- [What the task asks]: Write out the material exactly, with the pictures left out.

- [Material for this exercise]:
[START]

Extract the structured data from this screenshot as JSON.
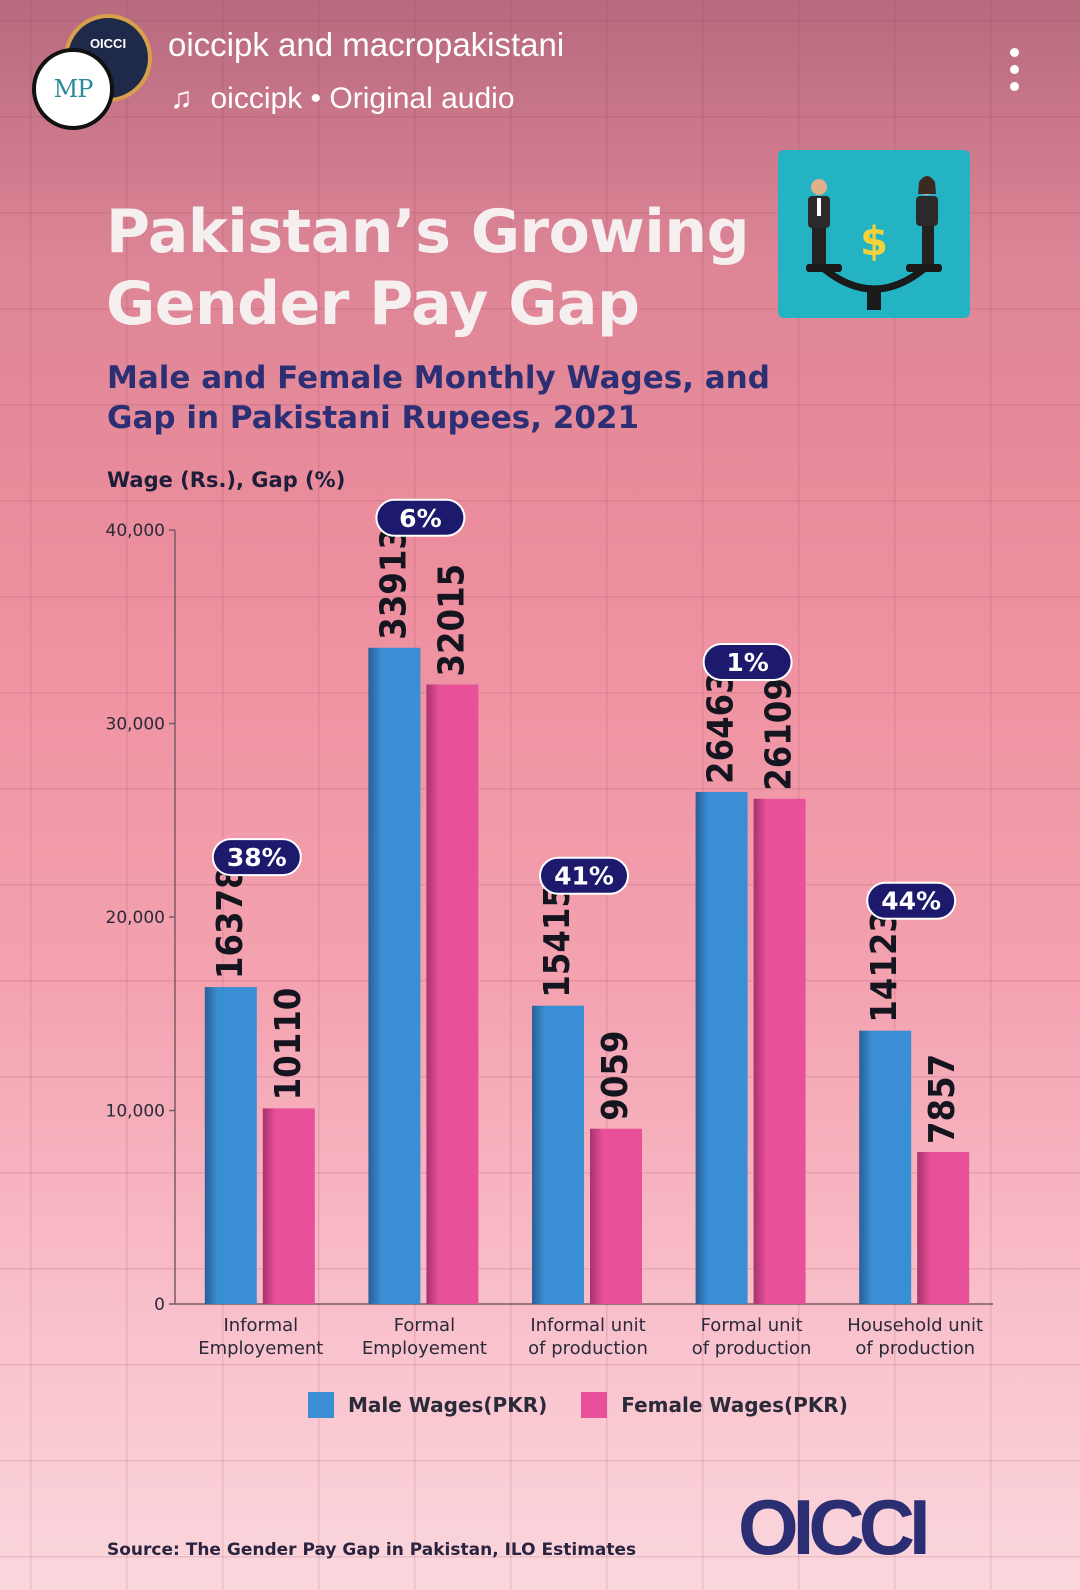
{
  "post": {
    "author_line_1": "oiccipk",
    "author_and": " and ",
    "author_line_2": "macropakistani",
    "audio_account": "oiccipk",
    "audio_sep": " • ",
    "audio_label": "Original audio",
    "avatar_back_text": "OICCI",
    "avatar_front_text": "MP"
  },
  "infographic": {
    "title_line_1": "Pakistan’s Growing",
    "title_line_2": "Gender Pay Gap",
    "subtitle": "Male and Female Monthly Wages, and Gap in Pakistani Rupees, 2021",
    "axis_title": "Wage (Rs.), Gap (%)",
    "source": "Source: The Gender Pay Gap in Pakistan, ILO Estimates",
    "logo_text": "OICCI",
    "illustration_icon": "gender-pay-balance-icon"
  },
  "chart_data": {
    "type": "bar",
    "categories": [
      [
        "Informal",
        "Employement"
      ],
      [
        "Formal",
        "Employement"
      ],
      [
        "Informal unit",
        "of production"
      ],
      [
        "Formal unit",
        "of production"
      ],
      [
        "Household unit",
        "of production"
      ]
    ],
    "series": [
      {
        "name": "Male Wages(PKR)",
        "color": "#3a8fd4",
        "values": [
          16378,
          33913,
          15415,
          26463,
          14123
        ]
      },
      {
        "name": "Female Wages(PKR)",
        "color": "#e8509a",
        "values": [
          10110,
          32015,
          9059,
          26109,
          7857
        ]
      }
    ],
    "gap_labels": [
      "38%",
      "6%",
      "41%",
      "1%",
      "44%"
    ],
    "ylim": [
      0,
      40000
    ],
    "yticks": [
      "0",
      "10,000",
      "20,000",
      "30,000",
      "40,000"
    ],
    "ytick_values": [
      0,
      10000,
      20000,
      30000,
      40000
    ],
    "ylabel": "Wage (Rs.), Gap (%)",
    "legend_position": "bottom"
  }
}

[END]

- [Problem solution]:
Extract the structured data from this screenshot as JSON.
{
  "post": {
    "author_line_1": "oiccipk",
    "author_and": " and ",
    "author_line_2": "macropakistani",
    "audio_account": "oiccipk",
    "audio_sep": " • ",
    "audio_label": "Original audio",
    "avatar_back_text": "OICCI",
    "avatar_front_text": "MP"
  },
  "infographic": {
    "title_line_1": "Pakistan’s Growing",
    "title_line_2": "Gender Pay Gap",
    "subtitle": "Male and Female Monthly Wages, and Gap in Pakistani Rupees, 2021",
    "axis_title": "Wage (Rs.), Gap (%)",
    "source": "Source: The Gender Pay Gap in Pakistan, ILO Estimates",
    "logo_text": "OICCI",
    "illustration_icon": "gender-pay-balance-icon"
  },
  "chart_data": {
    "type": "bar",
    "categories": [
      [
        "Informal",
        "Employement"
      ],
      [
        "Formal",
        "Employement"
      ],
      [
        "Informal unit",
        "of production"
      ],
      [
        "Formal unit",
        "of production"
      ],
      [
        "Household unit",
        "of production"
      ]
    ],
    "series": [
      {
        "name": "Male Wages(PKR)",
        "color": "#3a8fd4",
        "values": [
          16378,
          33913,
          15415,
          26463,
          14123
        ]
      },
      {
        "name": "Female Wages(PKR)",
        "color": "#e8509a",
        "values": [
          10110,
          32015,
          9059,
          26109,
          7857
        ]
      }
    ],
    "gap_labels": [
      "38%",
      "6%",
      "41%",
      "1%",
      "44%"
    ],
    "ylim": [
      0,
      40000
    ],
    "yticks": [
      "0",
      "10,000",
      "20,000",
      "30,000",
      "40,000"
    ],
    "ytick_values": [
      0,
      10000,
      20000,
      30000,
      40000
    ],
    "ylabel": "Wage (Rs.), Gap (%)",
    "legend_position": "bottom"
  }
}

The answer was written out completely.